Exercise directions:
Each entry below is to be printed verbatim.

Data for this task:
------
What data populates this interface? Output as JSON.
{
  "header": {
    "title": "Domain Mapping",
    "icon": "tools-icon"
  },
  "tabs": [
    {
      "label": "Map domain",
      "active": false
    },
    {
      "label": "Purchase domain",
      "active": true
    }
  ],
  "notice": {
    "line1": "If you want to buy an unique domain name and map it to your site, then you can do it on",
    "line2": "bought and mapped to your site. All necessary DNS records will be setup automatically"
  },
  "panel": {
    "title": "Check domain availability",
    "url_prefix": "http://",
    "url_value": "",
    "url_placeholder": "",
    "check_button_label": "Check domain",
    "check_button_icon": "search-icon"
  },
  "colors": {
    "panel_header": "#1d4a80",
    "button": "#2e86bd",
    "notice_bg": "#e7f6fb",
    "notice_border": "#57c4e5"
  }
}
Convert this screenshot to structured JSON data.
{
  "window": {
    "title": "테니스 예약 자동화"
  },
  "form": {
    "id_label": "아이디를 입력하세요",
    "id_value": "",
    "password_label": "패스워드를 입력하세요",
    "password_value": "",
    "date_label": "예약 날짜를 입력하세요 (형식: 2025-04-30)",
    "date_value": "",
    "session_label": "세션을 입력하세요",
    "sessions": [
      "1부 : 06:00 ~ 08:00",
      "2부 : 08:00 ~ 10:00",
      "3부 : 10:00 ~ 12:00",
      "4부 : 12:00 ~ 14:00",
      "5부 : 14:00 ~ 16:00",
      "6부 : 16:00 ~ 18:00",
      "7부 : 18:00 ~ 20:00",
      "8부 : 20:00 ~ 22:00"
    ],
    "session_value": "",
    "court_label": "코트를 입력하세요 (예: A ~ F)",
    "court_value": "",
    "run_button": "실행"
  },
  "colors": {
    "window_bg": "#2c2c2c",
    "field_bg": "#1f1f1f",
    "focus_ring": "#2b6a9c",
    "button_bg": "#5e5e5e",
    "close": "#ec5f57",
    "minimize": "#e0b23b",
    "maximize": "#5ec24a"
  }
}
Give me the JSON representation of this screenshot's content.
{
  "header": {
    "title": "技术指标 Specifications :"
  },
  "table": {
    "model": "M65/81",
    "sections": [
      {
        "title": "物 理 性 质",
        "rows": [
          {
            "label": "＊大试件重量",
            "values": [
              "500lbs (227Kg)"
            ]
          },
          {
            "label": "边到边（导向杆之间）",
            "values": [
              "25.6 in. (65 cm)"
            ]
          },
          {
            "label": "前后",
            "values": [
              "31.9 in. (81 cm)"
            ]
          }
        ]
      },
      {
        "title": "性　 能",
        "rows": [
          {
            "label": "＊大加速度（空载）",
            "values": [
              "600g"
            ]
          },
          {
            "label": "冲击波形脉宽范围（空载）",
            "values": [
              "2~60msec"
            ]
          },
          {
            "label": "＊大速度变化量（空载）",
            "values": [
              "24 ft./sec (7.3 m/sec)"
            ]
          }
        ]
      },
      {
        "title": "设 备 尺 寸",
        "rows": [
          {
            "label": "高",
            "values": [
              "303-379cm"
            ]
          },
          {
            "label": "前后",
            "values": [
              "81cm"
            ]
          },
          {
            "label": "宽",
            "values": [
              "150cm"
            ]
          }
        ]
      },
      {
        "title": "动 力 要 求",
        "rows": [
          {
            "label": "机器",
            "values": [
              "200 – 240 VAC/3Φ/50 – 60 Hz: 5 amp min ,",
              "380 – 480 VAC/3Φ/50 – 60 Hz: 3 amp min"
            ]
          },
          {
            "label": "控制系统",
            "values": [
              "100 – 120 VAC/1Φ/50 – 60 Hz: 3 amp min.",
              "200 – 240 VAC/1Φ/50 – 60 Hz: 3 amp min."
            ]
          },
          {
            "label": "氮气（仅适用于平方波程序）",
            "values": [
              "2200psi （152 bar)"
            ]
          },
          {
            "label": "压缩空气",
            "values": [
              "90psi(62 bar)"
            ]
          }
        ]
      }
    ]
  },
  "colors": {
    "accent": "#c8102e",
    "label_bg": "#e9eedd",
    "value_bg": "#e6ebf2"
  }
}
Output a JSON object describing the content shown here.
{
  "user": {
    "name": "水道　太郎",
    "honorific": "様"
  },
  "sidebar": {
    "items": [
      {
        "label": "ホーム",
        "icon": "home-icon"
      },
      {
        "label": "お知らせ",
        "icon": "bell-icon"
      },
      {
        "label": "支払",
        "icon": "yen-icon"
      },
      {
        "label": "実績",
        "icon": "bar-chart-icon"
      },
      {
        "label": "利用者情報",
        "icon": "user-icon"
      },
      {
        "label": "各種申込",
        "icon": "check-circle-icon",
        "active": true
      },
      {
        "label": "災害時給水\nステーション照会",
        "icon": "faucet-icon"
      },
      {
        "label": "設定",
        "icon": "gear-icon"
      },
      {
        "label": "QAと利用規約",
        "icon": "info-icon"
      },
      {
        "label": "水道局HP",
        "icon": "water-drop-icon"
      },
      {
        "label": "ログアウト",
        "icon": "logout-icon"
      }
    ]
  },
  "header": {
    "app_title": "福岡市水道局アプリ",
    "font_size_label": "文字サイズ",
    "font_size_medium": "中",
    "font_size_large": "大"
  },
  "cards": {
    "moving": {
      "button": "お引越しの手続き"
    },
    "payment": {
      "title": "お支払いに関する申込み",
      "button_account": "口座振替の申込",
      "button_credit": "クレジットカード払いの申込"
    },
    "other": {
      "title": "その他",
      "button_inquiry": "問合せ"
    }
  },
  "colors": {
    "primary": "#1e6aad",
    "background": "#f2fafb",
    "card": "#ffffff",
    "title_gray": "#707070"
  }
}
------
Answer to this exercise:
What data populates this interface? Output as JSON.
{
  "header": {
    "title": "Domain Mapping",
    "icon": "tools-icon"
  },
  "tabs": [
    {
      "label": "Map domain",
      "active": false
    },
    {
      "label": "Purchase domain",
      "active": true
    }
  ],
  "notice": {
    "line1": "If you want to buy an unique domain name and map it to your site, then you can do it on",
    "line2": "bought and mapped to your site. All necessary DNS records will be setup automatically"
  },
  "panel": {
    "title": "Check domain availability",
    "url_prefix": "http://",
    "url_value": "",
    "url_placeholder": "",
    "check_button_label": "Check domain",
    "check_button_icon": "search-icon"
  },
  "colors": {
    "panel_header": "#1d4a80",
    "button": "#2e86bd",
    "notice_bg": "#e7f6fb",
    "notice_border": "#57c4e5"
  }
}
Convert this screenshot to structured JSON data.
{
  "window": {
    "title": "테니스 예약 자동화"
  },
  "form": {
    "id_label": "아이디를 입력하세요",
    "id_value": "",
    "password_label": "패스워드를 입력하세요",
    "password_value": "",
    "date_label": "예약 날짜를 입력하세요 (형식: 2025-04-30)",
    "date_value": "",
    "session_label": "세션을 입력하세요",
    "sessions": [
      "1부 : 06:00 ~ 08:00",
      "2부 : 08:00 ~ 10:00",
      "3부 : 10:00 ~ 12:00",
      "4부 : 12:00 ~ 14:00",
      "5부 : 14:00 ~ 16:00",
      "6부 : 16:00 ~ 18:00",
      "7부 : 18:00 ~ 20:00",
      "8부 : 20:00 ~ 22:00"
    ],
    "session_value": "",
    "court_label": "코트를 입력하세요 (예: A ~ F)",
    "court_value": "",
    "run_button": "실행"
  },
  "colors": {
    "window_bg": "#2c2c2c",
    "field_bg": "#1f1f1f",
    "focus_ring": "#2b6a9c",
    "button_bg": "#5e5e5e",
    "close": "#ec5f57",
    "minimize": "#e0b23b",
    "maximize": "#5ec24a"
  }
}
Give me the JSON representation of this screenshot's content.
{
  "header": {
    "title": "技术指标 Specifications :"
  },
  "table": {
    "model": "M65/81",
    "sections": [
      {
        "title": "物 理 性 质",
        "rows": [
          {
            "label": "＊大试件重量",
            "values": [
              "500lbs (227Kg)"
            ]
          },
          {
            "label": "边到边（导向杆之间）",
            "values": [
              "25.6 in. (65 cm)"
            ]
          },
          {
            "label": "前后",
            "values": [
              "31.9 in. (81 cm)"
            ]
          }
        ]
      },
      {
        "title": "性　 能",
        "rows": [
          {
            "label": "＊大加速度（空载）",
            "values": [
              "600g"
            ]
          },
          {
            "label": "冲击波形脉宽范围（空载）",
            "values": [
              "2~60msec"
            ]
          },
          {
            "label": "＊大速度变化量（空载）",
            "values": [
              "24 ft./sec (7.3 m/sec)"
            ]
          }
        ]
      },
      {
        "title": "设 备 尺 寸",
        "rows": [
          {
            "label": "高",
            "values": [
              "303-379cm"
            ]
          },
          {
            "label": "前后",
            "values": [
              "81cm"
            ]
          },
          {
            "label": "宽",
            "values": [
              "150cm"
            ]
          }
        ]
      },
      {
        "title": "动 力 要 求",
        "rows": [
          {
            "label": "机器",
            "values": [
              "200 – 240 VAC/3Φ/50 – 60 Hz: 5 amp min ,",
              "380 – 480 VAC/3Φ/50 – 60 Hz: 3 amp min"
            ]
          },
          {
            "label": "控制系统",
            "values": [
              "100 – 120 VAC/1Φ/50 – 60 Hz: 3 amp min.",
              "200 – 240 VAC/1Φ/50 – 60 Hz: 3 amp min."
            ]
          },
          {
            "label": "氮气（仅适用于平方波程序）",
            "values": [
              "2200psi （152 bar)"
            ]
          },
          {
            "label": "压缩空气",
            "values": [
              "90psi(62 bar)"
            ]
          }
        ]
      }
    ]
  },
  "colors": {
    "accent": "#c8102e",
    "label_bg": "#e9eedd",
    "value_bg": "#e6ebf2"
  }
}
Output a JSON object describing the content shown here.
{
  "user": {
    "name": "水道　太郎",
    "honorific": "様"
  },
  "sidebar": {
    "items": [
      {
        "label": "ホーム",
        "icon": "home-icon"
      },
      {
        "label": "お知らせ",
        "icon": "bell-icon"
      },
      {
        "label": "支払",
        "icon": "yen-icon"
      },
      {
        "label": "実績",
        "icon": "bar-chart-icon"
      },
      {
        "label": "利用者情報",
        "icon": "user-icon"
      },
      {
        "label": "各種申込",
        "icon": "check-circle-icon",
        "active": true
      },
      {
        "label": "災害時給水\nステーション照会",
        "icon": "faucet-icon"
      },
      {
        "label": "設定",
        "icon": "gear-icon"
      },
      {
        "label": "QAと利用規約",
        "icon": "info-icon"
      },
      {
        "label": "水道局HP",
        "icon": "water-drop-icon"
      },
      {
        "label": "ログアウト",
        "icon": "logout-icon"
      }
    ]
  },
  "header": {
    "app_title": "福岡市水道局アプリ",
    "font_size_label": "文字サイズ",
    "font_size_medium": "中",
    "font_size_large": "大"
  },
  "cards": {
    "moving": {
      "button": "お引越しの手続き"
    },
    "payment": {
      "title": "お支払いに関する申込み",
      "button_account": "口座振替の申込",
      "button_credit": "クレジットカード払いの申込"
    },
    "other": {
      "title": "その他",
      "button_inquiry": "問合せ"
    }
  },
  "colors": {
    "primary": "#1e6aad",
    "background": "#f2fafb",
    "card": "#ffffff",
    "title_gray": "#707070"
  }
}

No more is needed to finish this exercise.